▶ [WHAT THE TASK ASKS]: Return all lines with the word "Daily" in them.

▶ [DATASET RECORDS]:
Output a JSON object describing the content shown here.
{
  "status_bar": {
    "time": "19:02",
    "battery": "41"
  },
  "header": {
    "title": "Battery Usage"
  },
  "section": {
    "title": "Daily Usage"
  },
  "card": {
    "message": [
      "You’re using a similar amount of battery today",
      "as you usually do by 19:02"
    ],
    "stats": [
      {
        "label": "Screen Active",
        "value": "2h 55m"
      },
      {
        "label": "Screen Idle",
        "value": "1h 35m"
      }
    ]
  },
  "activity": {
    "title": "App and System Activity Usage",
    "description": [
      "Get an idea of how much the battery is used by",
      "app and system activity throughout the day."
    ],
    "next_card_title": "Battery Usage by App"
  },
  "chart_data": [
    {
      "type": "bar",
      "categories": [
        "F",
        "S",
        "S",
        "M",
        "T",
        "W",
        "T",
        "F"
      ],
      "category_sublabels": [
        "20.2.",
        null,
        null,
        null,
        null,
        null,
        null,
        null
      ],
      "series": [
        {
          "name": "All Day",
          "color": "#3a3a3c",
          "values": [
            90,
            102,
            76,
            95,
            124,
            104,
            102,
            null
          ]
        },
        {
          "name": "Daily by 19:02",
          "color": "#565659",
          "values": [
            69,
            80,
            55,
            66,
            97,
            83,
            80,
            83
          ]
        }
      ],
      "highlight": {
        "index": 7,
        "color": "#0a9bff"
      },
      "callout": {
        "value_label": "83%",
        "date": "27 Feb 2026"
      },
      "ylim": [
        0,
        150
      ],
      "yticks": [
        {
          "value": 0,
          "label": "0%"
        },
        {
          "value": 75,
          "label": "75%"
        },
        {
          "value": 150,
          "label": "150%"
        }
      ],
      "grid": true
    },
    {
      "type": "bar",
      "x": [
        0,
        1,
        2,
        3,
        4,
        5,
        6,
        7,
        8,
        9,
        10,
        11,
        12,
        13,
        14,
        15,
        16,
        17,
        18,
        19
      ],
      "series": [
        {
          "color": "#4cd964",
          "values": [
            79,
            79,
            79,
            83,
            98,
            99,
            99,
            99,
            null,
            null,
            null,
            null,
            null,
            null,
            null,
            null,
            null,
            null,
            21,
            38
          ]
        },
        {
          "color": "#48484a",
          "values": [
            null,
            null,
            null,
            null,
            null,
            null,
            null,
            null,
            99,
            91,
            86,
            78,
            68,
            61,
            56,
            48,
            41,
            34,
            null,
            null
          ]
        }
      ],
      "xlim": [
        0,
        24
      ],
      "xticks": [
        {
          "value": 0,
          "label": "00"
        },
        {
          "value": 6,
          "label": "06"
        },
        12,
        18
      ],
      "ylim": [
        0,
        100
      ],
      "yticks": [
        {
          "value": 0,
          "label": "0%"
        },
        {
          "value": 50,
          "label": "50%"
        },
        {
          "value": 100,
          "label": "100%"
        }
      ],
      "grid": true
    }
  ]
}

▶ [ANSWER IN FULL]:
    "title": "Daily Usage"
          "name": "Daily by 19:02",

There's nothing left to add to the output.